[Dataset listings of figures]
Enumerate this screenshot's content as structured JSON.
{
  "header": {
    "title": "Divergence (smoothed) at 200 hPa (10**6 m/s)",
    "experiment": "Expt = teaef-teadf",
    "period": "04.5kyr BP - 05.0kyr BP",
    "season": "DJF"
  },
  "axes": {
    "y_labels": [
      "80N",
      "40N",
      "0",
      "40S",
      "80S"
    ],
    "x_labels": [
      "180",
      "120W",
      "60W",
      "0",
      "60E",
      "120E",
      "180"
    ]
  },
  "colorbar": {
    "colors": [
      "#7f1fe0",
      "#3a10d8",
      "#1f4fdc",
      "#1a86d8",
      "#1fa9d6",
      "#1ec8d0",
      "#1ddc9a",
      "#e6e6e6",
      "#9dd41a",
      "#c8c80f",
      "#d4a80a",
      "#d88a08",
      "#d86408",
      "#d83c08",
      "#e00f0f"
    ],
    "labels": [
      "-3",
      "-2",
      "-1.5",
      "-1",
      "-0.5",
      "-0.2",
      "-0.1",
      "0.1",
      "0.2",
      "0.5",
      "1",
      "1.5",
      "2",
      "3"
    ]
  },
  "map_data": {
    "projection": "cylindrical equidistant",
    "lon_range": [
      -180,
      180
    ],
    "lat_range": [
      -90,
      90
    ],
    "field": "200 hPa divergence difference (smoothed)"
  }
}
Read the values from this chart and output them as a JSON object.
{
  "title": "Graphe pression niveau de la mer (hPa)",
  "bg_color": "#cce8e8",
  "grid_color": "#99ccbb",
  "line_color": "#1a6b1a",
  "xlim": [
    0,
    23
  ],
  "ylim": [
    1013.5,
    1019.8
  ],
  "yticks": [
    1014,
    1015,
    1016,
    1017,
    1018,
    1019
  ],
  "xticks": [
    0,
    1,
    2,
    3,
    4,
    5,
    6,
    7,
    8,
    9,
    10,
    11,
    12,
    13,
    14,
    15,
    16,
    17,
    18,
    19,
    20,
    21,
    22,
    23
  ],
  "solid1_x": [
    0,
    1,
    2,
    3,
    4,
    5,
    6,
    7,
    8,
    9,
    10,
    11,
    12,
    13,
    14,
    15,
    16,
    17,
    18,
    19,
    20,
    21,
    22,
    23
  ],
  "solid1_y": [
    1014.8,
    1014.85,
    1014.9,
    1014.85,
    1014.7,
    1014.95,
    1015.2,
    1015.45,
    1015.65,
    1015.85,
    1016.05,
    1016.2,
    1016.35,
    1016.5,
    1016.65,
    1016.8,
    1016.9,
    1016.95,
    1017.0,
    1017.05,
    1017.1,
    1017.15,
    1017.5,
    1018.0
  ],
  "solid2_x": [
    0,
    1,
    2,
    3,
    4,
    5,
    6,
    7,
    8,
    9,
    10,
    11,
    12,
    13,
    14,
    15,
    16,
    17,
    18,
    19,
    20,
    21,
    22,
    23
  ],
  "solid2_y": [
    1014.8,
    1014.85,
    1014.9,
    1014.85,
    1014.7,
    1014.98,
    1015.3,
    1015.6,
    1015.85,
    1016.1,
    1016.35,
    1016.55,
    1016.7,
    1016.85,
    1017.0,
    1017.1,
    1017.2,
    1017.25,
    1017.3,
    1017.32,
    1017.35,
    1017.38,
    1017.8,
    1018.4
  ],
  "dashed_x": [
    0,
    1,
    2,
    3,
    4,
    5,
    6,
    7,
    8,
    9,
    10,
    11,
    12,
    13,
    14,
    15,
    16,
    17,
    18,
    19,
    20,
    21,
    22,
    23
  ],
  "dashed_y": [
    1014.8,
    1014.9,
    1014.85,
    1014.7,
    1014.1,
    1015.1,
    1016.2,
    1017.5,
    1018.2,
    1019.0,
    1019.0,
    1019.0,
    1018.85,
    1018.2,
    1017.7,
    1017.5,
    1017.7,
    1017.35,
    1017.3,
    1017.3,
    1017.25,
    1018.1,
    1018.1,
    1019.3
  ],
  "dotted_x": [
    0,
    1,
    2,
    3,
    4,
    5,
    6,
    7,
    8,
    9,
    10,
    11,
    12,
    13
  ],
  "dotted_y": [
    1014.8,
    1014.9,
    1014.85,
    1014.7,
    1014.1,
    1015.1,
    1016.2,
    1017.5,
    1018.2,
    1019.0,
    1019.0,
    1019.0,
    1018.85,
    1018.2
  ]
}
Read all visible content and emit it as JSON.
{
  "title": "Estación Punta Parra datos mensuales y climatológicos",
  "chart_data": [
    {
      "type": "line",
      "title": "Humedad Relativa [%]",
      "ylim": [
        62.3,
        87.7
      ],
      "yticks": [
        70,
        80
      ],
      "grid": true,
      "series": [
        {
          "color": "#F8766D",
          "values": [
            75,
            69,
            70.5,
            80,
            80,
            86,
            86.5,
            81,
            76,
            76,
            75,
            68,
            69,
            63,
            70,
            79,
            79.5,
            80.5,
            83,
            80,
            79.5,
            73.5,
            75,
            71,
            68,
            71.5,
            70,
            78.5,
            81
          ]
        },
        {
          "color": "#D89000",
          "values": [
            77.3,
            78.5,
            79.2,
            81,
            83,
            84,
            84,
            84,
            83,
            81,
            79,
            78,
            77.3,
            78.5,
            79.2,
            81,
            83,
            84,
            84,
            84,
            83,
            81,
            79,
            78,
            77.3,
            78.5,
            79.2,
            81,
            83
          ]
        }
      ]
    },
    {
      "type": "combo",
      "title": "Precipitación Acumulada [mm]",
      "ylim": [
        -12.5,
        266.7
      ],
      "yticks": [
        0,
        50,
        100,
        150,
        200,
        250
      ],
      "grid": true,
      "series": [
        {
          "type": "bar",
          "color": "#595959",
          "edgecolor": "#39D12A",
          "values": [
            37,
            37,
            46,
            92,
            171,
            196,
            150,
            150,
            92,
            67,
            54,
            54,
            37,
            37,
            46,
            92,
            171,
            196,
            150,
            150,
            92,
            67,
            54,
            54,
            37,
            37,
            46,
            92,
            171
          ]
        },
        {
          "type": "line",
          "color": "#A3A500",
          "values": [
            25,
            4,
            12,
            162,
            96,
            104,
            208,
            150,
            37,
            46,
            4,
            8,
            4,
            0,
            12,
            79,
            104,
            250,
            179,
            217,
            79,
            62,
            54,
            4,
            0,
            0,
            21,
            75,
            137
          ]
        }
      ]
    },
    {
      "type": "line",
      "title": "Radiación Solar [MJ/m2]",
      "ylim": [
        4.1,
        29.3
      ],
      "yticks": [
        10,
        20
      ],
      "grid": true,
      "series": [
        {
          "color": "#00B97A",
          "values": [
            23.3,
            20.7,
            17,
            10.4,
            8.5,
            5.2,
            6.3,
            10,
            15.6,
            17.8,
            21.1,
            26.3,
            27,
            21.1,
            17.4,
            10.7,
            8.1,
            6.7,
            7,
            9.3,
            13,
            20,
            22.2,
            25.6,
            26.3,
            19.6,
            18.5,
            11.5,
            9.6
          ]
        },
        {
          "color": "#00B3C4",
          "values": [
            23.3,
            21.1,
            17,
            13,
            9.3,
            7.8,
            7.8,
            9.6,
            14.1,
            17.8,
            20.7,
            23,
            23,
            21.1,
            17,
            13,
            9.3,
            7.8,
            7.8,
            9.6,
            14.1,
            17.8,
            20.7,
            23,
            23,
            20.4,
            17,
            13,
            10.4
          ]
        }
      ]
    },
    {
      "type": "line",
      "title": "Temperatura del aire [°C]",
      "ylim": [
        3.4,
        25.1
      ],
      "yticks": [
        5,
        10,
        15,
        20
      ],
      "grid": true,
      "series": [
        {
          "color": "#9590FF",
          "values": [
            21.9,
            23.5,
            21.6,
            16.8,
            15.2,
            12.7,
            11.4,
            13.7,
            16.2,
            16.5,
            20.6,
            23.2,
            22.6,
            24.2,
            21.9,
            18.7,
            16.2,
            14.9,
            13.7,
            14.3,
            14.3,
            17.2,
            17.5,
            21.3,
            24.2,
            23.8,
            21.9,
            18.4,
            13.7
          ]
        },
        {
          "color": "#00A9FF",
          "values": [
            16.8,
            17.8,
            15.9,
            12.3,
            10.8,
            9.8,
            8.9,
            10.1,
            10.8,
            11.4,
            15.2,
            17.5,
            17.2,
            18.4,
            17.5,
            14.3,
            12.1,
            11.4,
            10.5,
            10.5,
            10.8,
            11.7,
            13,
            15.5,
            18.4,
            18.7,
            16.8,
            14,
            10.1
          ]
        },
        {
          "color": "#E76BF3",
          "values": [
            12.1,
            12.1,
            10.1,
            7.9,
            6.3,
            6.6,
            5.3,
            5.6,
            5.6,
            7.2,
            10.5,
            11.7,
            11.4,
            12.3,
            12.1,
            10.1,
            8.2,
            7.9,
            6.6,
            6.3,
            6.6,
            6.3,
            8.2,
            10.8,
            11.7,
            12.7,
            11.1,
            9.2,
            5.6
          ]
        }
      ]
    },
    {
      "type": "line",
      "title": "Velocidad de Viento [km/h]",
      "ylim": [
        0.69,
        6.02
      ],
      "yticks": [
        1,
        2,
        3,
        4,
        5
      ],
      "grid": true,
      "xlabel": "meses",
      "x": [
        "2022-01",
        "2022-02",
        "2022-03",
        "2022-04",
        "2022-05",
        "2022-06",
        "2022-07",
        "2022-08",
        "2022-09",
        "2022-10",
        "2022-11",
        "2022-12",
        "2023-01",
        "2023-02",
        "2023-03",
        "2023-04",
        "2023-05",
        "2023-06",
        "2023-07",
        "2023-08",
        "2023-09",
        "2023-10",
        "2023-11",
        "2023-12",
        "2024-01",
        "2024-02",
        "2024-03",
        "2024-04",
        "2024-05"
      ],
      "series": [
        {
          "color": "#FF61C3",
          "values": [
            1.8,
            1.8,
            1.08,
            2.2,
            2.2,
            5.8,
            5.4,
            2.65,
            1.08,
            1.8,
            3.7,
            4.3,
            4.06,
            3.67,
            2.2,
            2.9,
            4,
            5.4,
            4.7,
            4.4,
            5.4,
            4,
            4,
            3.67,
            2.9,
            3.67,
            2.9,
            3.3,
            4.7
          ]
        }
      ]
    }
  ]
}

• Objective:
For the entries shown above, give the number of lines that include the word "smoothed", without any other text.

• Expected output:
2